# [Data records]
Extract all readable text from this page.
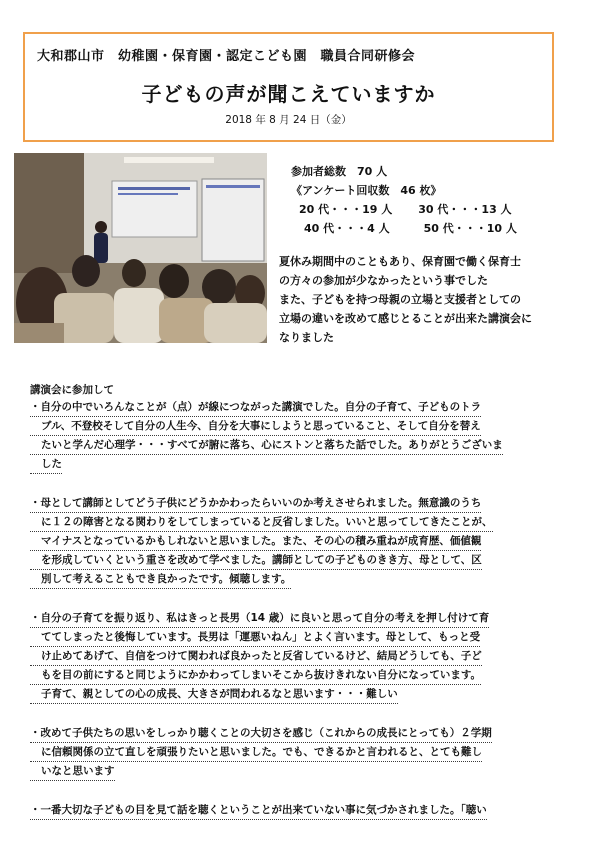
大和郡山市　幼稚園・保育園・認定こども園　職員合同研修会
子どもの声が聞こえていますか
2018 年 8 月 24 日（金）
参加者総数　70 人
《アンケート回収数　46 枚》
20 代・・・19 人 30 代・・・13 人
40 代・・・4 人	50 代・・・10 人
夏休み期間中のこともあり、保育園で働く保育士
の方々の参加が少なかったという事でした
また、子どもを持つ母親の立場と支援者としての
立場の違いを改めて感じとることが出来た講演会に
なりました
講演会に参加して
・自分の中でいろんなことが（点）が線につながった講演でした。自分の子育て、子どものトラ
ブル、不登校そして自分の人生今、自分を大事にしようと思っていること、そして自分を替え
たいと学んだ心理学・・・すべてが腑に落ち、心にストンと落ちた話でした。ありがとうございま
した
・母として講師としてどう子供にどうかかわったらいいのか考えさせられました。無意識のうち
に１２の障害となる関わりをしてしまっていると反省しました。いいと思ってしてきたことが、
マイナスとなっているかもしれないと思いました。また、その心の積み重ねが成育歴、価値観
を形成していくという重さを改めて学べました。講師としての子どものきき方、母として、区
別して考えることもでき良かったです。傾聴します。
・自分の子育てを振り返り、私はきっと長男（14 歳）に良いと思って自分の考えを押し付けて育
ててしまったと後悔しています。長男は「運悪いねん」とよく言います。母として、もっと受
け止めてあげて、自信をつけて関われば良かったと反省しているけど、結局どうしても、子ど
もを目の前にすると同じようにかかわってしまいそこから抜けきれない自分になっています。
子育て、親としての心の成長、大きさが問われるなと思います・・・難しい
・改めて子供たちの思いをしっかり聴くことの大切さを感じ（これからの成長にとっても）２学期
に信頼関係の立て直しを頑張りたいと思いました。でも、できるかと言われると、とても難し
いなと思います
・一番大切な子どもの目を見て話を聴くということが出来ていない事に気づかされました。「聴い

# [GIVEN REQUEST]
Reproduce the whole listing above word for word, but not its pictures.

# [EXERCISE OUTPUT]
Extract all readable text from this page.
大和郡山市　幼稚園・保育園・認定こども園　職員合同研修会
子どもの声が聞こえていますか
2018 年 8 月 24 日（金）
参加者総数　70 人
《アンケート回収数　46 枚》
20 代・・・19 人 30 代・・・13 人
40 代・・・4 人	50 代・・・10 人
夏休み期間中のこともあり、保育園で働く保育士
の方々の参加が少なかったという事でした
また、子どもを持つ母親の立場と支援者としての
立場の違いを改めて感じとることが出来た講演会に
なりました
講演会に参加して
・自分の中でいろんなことが（点）が線につながった講演でした。自分の子育て、子どものトラ
ブル、不登校そして自分の人生今、自分を大事にしようと思っていること、そして自分を替え
たいと学んだ心理学・・・すべてが腑に落ち、心にストンと落ちた話でした。ありがとうございま
した
・母として講師としてどう子供にどうかかわったらいいのか考えさせられました。無意識のうち
に１２の障害となる関わりをしてしまっていると反省しました。いいと思ってしてきたことが、
マイナスとなっているかもしれないと思いました。また、その心の積み重ねが成育歴、価値観
を形成していくという重さを改めて学べました。講師としての子どものきき方、母として、区
別して考えることもでき良かったです。傾聴します。
・自分の子育てを振り返り、私はきっと長男（14 歳）に良いと思って自分の考えを押し付けて育
ててしまったと後悔しています。長男は「運悪いねん」とよく言います。母として、もっと受
け止めてあげて、自信をつけて関われば良かったと反省しているけど、結局どうしても、子ど
もを目の前にすると同じようにかかわってしまいそこから抜けきれない自分になっています。
子育て、親としての心の成長、大きさが問われるなと思います・・・難しい
・改めて子供たちの思いをしっかり聴くことの大切さを感じ（これからの成長にとっても）２学期
に信頼関係の立て直しを頑張りたいと思いました。でも、できるかと言われると、とても難し
いなと思います
・一番大切な子どもの目を見て話を聴くということが出来ていない事に気づかされました。「聴い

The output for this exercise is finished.